THE PROBLEM. Omit every picture and return the rest of the data unaltered.

PROVIDED DATA.
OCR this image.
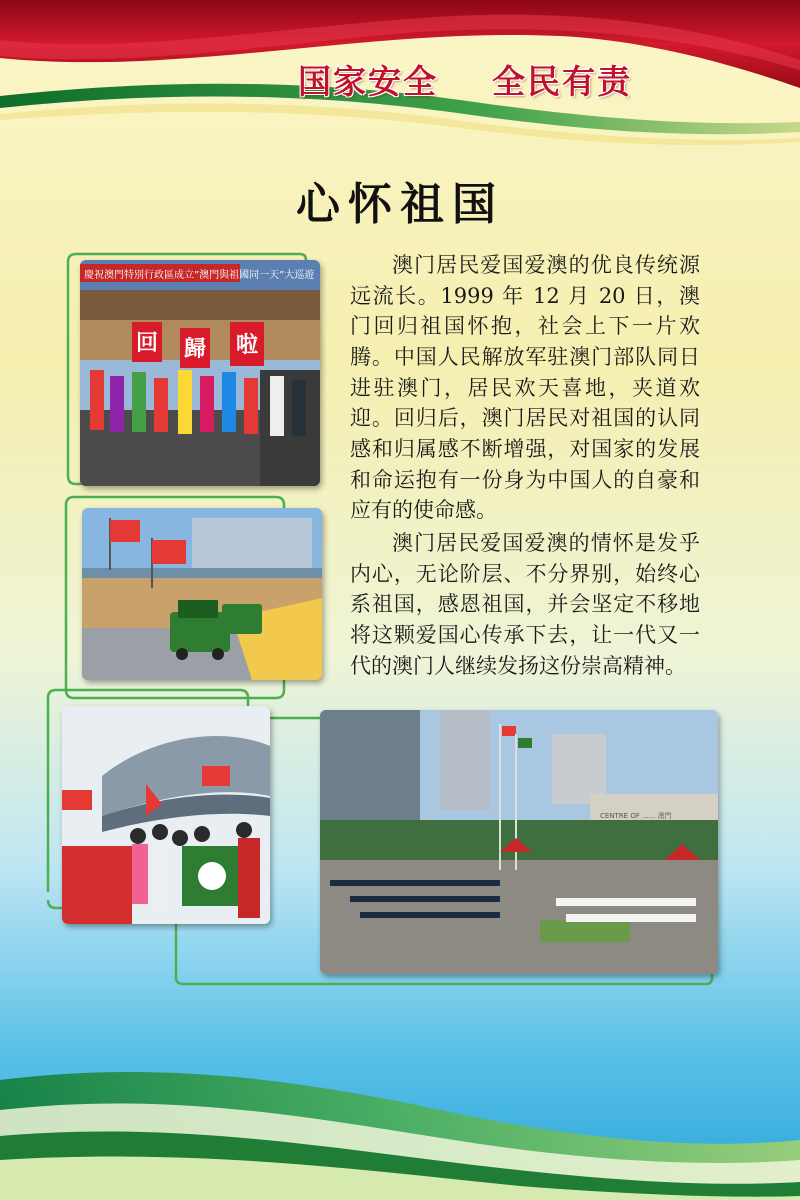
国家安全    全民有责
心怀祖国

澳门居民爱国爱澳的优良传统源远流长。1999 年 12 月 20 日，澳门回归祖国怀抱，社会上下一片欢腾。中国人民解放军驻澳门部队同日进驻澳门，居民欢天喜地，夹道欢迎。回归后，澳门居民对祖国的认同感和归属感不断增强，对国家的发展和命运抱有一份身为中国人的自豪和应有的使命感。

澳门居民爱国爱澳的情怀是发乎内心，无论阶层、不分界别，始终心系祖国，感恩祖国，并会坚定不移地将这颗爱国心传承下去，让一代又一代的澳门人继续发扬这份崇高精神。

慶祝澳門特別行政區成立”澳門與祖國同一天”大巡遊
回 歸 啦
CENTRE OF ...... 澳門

SOLUTION BELOW.
OCR this image.
国家安全    全民有责
心怀祖国

澳门居民爱国爱澳的优良传统源远流长。1999 年 12 月 20 日，澳门回归祖国怀抱，社会上下一片欢腾。中国人民解放军驻澳门部队同日进驻澳门，居民欢天喜地，夹道欢迎。回归后，澳门居民对祖国的认同感和归属感不断增强，对国家的发展和命运抱有一份身为中国人的自豪和应有的使命感。

澳门居民爱国爱澳的情怀是发乎内心，无论阶层、不分界别，始终心系祖国，感恩祖国，并会坚定不移地将这颗爱国心传承下去，让一代又一代的澳门人继续发扬这份崇高精神。

慶祝澳門特別行政區成立”澳門與祖國同一天”大巡遊
回 歸 啦
CENTRE OF ...... 澳門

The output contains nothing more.